> Task details
Report only the number of lines in the records that contain the word "lurus".

> Extracted information
========
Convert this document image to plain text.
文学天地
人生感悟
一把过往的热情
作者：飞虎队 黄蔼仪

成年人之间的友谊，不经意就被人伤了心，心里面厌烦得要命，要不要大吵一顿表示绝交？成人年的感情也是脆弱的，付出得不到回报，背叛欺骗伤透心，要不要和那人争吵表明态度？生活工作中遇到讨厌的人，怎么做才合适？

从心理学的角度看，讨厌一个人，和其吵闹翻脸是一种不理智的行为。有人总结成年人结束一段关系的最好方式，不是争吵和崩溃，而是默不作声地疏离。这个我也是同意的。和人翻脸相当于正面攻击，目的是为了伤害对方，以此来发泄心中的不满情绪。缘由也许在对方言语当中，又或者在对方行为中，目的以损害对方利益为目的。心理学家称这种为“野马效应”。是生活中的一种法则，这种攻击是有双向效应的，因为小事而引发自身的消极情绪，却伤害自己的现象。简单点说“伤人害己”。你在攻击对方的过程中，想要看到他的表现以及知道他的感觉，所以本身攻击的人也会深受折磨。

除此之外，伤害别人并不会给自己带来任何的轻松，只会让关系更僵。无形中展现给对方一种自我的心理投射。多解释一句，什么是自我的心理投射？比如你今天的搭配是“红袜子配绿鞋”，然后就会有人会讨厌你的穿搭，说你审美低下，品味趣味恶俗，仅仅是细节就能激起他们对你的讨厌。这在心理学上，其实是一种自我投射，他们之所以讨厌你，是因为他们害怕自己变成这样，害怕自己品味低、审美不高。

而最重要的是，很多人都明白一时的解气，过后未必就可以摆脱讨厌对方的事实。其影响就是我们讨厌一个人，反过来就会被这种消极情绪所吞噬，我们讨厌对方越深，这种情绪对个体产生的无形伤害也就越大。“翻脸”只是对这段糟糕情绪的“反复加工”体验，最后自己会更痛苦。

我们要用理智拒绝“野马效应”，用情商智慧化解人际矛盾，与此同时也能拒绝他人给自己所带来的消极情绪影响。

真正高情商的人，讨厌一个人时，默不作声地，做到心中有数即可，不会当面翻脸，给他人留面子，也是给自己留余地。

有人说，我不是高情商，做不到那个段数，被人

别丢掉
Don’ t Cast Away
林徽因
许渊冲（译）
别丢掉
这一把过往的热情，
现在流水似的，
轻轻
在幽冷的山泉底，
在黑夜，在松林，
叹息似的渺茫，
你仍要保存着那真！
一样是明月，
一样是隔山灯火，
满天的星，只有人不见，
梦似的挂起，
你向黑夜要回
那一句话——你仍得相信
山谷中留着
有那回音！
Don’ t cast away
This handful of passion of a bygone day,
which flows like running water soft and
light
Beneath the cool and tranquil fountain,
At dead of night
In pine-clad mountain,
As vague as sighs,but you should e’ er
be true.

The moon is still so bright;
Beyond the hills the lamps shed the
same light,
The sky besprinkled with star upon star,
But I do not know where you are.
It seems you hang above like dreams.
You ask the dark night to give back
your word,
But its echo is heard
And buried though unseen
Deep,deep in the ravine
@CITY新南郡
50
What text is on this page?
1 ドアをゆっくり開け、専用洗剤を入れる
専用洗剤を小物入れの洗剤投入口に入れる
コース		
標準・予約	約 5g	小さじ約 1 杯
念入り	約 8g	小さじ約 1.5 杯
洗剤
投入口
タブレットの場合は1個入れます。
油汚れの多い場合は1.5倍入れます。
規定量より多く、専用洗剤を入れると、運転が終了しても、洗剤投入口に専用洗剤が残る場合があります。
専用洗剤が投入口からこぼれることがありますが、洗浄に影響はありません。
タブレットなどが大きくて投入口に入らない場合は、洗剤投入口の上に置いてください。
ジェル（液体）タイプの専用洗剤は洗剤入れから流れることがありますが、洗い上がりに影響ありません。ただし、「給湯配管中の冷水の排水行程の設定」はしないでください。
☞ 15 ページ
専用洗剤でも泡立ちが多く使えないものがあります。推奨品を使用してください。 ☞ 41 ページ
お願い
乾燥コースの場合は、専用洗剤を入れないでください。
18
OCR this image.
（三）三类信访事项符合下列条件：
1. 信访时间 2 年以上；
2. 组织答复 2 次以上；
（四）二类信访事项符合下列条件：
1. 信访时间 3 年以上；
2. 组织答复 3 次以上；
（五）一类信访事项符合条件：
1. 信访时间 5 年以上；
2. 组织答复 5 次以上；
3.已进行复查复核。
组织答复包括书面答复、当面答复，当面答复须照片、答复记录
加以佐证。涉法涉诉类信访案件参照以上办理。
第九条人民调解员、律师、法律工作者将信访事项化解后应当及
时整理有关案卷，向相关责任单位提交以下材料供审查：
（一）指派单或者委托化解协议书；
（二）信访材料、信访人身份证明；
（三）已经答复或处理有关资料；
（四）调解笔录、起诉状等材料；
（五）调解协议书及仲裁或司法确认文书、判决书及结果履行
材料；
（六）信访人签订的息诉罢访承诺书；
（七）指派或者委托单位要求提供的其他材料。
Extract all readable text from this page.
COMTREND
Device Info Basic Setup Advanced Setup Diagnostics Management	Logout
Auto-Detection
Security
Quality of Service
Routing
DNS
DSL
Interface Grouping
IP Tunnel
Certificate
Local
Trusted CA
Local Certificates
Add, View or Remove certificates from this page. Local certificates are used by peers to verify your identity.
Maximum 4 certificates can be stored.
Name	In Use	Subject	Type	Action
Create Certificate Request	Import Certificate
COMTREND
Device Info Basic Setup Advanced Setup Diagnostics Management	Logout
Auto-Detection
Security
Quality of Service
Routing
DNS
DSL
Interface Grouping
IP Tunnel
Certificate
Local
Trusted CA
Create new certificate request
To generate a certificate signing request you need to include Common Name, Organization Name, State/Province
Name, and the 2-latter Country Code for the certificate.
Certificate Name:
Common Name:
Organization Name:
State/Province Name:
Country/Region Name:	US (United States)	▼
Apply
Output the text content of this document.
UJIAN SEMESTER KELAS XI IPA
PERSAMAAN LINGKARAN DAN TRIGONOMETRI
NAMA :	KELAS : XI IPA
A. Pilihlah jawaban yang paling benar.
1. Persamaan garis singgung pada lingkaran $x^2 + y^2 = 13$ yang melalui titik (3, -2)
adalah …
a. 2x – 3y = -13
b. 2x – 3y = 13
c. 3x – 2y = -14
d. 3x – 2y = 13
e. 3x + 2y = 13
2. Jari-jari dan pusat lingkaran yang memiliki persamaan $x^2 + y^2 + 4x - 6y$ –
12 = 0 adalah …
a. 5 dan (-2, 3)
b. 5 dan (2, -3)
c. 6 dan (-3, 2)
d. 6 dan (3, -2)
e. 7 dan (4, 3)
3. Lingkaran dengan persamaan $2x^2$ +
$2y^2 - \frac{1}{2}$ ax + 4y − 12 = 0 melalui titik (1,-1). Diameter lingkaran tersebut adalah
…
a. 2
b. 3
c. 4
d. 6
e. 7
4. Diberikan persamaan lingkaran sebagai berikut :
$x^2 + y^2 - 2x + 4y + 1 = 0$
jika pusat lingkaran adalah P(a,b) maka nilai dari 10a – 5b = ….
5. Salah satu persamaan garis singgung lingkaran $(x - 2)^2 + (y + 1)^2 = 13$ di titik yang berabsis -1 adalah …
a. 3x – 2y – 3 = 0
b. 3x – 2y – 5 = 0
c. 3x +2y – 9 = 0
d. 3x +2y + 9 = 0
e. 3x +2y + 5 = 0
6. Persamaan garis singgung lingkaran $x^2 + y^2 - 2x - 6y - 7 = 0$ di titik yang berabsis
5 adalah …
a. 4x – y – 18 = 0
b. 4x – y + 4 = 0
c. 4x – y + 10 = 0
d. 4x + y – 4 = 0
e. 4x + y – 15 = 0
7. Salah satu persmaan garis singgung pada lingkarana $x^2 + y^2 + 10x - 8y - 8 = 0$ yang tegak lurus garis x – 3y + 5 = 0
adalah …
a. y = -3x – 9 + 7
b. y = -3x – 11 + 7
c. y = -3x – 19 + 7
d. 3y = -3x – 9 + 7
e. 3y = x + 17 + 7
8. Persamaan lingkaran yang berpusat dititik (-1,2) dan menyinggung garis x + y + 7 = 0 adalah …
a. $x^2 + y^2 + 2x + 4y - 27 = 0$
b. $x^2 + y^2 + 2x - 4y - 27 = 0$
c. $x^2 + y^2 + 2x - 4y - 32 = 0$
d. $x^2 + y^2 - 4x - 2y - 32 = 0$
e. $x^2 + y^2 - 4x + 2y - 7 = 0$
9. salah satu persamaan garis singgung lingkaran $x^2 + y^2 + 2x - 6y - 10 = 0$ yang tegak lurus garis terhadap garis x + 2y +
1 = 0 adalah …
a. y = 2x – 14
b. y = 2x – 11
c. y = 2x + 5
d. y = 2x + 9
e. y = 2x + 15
========
> The output
2